— START Data excerpts —

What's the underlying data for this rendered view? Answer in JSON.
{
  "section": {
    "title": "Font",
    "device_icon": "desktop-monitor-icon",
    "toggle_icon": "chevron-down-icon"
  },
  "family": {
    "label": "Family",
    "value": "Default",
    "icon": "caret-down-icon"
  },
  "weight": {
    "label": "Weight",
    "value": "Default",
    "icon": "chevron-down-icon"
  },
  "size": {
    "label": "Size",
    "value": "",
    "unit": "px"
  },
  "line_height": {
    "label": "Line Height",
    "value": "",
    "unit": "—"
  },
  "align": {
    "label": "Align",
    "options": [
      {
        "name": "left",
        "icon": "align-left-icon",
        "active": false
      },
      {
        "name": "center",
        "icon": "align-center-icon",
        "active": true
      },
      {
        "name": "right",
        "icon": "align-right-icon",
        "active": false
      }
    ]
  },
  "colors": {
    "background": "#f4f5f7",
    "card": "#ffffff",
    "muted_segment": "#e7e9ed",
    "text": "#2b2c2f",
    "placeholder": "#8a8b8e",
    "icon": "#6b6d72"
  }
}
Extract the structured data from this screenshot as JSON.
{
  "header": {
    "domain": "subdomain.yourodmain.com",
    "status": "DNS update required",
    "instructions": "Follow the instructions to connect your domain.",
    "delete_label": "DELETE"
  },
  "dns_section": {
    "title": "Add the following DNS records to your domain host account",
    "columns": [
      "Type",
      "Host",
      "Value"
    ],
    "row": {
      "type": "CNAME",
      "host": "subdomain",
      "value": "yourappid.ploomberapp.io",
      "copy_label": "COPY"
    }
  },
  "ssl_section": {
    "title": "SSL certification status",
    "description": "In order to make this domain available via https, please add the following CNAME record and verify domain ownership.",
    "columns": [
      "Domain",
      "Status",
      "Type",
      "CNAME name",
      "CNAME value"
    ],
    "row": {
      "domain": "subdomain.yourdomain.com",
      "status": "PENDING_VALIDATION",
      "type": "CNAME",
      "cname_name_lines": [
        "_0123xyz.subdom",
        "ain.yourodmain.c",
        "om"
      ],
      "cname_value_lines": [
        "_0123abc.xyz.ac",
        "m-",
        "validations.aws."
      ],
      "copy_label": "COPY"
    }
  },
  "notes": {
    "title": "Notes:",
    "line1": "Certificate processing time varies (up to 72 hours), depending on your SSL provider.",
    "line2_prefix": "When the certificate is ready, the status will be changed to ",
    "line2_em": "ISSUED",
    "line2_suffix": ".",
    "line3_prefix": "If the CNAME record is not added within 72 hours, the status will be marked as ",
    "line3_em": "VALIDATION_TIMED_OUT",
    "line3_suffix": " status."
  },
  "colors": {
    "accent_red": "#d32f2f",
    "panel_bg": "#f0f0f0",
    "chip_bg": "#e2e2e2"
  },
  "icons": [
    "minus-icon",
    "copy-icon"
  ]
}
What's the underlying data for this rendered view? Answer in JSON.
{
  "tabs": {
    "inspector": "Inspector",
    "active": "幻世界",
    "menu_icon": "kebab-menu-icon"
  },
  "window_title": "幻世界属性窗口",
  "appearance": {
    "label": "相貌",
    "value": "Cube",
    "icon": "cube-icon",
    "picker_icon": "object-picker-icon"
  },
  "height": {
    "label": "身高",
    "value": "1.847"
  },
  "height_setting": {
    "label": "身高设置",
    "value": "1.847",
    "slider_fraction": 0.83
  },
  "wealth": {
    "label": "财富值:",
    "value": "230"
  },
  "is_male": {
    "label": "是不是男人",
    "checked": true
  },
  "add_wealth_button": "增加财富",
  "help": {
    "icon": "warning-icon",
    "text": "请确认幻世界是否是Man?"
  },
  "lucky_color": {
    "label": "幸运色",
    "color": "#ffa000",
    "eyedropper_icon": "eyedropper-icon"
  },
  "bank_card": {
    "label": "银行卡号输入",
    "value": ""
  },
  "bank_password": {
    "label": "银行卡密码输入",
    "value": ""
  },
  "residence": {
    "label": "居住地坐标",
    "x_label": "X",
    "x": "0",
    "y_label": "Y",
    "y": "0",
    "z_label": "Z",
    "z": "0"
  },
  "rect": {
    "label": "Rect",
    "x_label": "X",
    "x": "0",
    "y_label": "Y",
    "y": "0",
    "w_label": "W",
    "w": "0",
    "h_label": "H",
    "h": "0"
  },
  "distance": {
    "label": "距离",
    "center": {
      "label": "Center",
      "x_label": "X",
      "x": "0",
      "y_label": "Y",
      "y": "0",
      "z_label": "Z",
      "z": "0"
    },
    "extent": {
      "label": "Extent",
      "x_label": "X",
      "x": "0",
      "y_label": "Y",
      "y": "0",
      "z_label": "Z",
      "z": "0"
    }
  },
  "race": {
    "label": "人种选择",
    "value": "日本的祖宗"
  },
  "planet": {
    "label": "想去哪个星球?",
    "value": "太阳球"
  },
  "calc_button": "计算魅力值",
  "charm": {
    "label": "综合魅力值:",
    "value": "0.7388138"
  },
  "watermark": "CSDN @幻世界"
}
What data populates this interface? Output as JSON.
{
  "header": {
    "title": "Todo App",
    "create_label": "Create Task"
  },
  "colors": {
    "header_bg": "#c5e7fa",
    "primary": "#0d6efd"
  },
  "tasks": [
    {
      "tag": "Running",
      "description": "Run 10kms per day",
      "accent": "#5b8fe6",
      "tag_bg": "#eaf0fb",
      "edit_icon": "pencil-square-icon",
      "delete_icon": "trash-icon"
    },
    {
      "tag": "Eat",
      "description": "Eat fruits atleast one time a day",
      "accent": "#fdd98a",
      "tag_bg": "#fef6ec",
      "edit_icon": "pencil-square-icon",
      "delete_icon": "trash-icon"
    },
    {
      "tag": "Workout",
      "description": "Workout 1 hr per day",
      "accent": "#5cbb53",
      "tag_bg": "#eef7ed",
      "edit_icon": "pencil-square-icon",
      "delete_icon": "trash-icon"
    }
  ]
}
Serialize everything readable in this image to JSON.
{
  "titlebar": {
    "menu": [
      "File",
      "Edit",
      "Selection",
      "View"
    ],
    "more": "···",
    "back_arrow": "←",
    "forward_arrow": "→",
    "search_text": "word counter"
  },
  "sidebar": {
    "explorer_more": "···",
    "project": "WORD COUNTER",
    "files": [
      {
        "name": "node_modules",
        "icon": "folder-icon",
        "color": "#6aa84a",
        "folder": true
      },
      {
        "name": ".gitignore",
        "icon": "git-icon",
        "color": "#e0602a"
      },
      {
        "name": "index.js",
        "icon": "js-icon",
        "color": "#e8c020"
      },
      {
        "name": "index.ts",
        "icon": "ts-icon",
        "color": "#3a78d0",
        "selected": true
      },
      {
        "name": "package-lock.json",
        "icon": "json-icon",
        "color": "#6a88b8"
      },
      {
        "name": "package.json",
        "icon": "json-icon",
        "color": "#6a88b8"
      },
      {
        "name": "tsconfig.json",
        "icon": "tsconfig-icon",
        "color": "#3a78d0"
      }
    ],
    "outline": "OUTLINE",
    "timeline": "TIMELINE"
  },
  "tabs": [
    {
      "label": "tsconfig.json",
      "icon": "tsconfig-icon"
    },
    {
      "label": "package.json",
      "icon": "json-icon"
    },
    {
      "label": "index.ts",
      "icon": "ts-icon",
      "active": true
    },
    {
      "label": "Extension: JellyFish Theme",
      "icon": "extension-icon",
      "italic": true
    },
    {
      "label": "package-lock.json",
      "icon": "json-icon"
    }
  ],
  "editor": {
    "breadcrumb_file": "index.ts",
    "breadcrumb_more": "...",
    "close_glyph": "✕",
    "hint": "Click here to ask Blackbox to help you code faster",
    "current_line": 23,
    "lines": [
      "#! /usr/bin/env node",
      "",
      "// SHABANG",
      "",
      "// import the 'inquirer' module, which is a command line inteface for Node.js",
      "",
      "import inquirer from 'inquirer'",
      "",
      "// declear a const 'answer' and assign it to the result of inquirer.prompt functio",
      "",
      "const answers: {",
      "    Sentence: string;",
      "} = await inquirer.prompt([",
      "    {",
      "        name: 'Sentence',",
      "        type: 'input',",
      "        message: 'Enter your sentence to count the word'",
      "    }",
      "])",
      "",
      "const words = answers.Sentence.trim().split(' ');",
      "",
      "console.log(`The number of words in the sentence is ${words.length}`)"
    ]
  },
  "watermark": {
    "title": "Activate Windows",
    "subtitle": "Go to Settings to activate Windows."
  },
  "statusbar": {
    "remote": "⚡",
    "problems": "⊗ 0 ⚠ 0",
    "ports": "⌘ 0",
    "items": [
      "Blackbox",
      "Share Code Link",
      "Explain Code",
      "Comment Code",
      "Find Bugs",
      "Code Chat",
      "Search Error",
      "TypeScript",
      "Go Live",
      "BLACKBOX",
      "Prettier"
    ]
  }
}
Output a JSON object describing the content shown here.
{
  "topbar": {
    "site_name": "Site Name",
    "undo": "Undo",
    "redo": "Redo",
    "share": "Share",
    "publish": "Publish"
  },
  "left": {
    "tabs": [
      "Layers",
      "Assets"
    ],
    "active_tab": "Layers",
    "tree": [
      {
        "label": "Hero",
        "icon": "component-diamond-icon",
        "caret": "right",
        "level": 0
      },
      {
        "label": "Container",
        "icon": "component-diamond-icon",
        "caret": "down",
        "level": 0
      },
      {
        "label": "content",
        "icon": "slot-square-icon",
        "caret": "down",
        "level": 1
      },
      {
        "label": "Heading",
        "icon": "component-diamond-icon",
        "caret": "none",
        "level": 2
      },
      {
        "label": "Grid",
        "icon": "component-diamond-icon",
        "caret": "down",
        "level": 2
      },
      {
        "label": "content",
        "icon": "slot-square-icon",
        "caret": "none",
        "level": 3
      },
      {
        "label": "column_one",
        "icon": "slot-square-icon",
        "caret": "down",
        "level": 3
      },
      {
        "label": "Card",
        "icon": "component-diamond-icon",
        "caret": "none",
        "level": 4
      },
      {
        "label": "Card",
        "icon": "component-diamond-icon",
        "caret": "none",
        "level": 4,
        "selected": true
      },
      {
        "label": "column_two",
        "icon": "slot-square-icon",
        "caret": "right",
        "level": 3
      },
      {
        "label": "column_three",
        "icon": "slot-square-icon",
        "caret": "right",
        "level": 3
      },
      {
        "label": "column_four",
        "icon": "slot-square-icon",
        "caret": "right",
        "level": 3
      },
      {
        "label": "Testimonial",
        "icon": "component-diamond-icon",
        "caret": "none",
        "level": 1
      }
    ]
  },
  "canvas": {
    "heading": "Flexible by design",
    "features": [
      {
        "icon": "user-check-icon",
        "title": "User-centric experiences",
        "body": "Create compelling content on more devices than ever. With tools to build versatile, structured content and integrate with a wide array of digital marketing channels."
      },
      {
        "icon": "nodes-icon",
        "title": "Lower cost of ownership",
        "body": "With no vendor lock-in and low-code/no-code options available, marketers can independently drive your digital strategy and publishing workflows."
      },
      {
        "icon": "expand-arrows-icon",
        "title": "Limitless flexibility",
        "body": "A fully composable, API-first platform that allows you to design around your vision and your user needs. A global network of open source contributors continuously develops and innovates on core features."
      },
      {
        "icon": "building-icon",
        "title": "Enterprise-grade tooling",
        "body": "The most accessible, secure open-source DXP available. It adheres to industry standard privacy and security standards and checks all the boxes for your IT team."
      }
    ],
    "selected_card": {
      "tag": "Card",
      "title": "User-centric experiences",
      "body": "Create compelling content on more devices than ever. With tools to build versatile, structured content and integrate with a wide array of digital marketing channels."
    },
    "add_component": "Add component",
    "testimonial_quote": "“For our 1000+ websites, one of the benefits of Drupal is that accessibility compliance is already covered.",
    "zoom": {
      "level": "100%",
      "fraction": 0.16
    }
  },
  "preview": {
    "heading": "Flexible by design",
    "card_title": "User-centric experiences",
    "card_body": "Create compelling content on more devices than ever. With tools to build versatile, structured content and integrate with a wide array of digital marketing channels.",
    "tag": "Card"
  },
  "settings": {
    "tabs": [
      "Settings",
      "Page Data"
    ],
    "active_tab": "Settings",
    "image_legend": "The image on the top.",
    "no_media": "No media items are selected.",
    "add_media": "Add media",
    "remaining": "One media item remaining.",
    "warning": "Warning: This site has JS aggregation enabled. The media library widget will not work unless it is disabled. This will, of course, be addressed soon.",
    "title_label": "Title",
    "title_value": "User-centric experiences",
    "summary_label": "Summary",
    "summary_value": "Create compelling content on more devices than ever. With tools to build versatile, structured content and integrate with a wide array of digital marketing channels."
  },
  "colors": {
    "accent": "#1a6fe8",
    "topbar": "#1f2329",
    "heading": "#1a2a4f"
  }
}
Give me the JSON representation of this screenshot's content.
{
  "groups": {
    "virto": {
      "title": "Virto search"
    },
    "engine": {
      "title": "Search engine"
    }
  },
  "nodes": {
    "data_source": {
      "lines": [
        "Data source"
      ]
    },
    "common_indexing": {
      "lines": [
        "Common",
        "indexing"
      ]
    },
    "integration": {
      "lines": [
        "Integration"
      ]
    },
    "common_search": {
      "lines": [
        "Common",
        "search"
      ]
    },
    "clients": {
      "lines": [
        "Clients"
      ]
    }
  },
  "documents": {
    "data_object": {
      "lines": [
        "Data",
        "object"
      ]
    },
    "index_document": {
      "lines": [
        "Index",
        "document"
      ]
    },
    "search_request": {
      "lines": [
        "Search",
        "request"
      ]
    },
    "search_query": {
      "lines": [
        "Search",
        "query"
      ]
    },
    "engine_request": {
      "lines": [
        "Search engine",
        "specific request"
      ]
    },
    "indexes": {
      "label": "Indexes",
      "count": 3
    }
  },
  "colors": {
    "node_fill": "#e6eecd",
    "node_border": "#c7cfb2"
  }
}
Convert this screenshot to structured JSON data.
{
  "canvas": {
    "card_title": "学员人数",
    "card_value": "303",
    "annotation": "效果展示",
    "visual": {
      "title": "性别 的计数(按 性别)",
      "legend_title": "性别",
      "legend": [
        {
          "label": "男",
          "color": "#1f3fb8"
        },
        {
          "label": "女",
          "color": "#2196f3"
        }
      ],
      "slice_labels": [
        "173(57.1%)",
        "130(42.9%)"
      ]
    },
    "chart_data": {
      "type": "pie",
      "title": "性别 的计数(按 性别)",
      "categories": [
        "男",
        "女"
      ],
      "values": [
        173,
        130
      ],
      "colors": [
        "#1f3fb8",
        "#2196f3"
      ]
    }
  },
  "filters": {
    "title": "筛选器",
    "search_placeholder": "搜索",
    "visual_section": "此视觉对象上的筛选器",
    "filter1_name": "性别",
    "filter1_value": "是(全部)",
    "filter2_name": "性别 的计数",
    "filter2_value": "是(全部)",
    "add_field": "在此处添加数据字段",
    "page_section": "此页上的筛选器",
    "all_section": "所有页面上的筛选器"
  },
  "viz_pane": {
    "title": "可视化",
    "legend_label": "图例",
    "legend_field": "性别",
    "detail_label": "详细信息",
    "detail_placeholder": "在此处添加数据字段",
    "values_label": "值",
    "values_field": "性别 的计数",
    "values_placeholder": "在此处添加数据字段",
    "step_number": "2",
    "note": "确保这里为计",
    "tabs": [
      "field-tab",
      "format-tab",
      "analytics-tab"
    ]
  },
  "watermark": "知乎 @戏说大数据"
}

— END Data excerpts —

## Work instructions
Your answer should be one number: how many lines of the listing include the word "chevron".

## Response to the task
2